Records contained in a dataset
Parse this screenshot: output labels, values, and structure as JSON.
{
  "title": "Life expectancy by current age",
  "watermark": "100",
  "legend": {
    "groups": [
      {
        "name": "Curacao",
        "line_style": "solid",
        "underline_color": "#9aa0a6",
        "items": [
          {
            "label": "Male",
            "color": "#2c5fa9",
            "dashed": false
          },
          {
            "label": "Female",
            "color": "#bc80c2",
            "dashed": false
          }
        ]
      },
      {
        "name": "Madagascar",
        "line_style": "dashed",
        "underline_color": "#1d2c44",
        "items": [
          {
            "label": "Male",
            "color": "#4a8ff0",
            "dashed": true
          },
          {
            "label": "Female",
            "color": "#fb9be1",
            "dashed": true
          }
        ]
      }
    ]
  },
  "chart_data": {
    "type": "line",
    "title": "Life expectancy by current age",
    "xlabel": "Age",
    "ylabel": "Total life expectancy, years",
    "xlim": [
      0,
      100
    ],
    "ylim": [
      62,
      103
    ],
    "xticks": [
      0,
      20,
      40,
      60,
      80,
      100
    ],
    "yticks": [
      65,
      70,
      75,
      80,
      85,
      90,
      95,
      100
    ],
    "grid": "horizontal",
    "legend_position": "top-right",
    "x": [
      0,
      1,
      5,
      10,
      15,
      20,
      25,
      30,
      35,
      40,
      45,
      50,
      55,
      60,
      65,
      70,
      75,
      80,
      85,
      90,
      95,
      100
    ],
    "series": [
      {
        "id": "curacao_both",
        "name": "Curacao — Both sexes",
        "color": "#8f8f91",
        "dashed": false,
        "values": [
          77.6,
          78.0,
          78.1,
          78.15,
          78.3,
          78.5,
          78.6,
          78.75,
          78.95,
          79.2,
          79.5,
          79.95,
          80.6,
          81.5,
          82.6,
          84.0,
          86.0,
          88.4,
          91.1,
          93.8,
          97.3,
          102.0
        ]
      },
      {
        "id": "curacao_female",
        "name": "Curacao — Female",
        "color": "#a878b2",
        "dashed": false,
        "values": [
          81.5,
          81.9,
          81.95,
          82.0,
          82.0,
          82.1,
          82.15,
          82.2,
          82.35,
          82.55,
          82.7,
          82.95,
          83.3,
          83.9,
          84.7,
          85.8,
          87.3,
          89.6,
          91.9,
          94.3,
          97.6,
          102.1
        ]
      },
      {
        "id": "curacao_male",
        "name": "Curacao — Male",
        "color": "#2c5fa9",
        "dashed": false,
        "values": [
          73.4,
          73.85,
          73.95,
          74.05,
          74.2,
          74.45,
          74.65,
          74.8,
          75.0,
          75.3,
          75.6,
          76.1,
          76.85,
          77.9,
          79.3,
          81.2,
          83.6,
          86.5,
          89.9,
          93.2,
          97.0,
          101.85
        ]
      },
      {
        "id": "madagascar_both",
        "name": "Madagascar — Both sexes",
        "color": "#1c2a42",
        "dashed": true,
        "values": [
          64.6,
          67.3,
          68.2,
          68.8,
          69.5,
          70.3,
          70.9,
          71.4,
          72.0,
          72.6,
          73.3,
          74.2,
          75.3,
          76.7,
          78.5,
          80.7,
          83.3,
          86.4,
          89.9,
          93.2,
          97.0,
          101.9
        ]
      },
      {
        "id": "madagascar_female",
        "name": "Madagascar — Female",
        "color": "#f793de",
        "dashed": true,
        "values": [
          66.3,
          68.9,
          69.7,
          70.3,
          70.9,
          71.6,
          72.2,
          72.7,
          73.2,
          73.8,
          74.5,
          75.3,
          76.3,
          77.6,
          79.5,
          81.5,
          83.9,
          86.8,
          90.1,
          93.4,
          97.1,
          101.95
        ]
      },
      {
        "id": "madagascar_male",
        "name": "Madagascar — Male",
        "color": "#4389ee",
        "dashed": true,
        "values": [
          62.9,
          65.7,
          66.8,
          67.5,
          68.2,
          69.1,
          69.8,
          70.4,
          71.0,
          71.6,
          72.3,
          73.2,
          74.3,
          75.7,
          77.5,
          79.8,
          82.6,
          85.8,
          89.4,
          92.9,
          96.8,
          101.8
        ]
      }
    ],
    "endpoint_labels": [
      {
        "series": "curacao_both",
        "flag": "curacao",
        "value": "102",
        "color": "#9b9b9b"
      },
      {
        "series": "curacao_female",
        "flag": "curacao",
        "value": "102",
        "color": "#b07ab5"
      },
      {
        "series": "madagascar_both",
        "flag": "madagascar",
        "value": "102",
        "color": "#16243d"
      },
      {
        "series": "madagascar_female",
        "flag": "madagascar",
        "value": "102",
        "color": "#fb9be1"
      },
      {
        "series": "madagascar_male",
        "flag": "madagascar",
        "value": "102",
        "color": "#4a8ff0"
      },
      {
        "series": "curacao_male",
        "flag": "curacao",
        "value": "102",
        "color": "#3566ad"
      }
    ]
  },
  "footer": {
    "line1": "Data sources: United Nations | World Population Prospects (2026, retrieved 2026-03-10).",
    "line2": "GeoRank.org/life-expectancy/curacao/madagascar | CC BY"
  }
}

EXERCISE DESCRIPTION: Look above for lines with the word "expectancy" and copy them all.

RESPONSE TO THE EXERCISE:
  "title": "Life expectancy by current age",
    "title": "Life expectancy by current age",
    "ylabel": "Total life expectancy, years",
    "line2": "GeoRank.org/life-expectancy/curacao/madagascar | CC BY"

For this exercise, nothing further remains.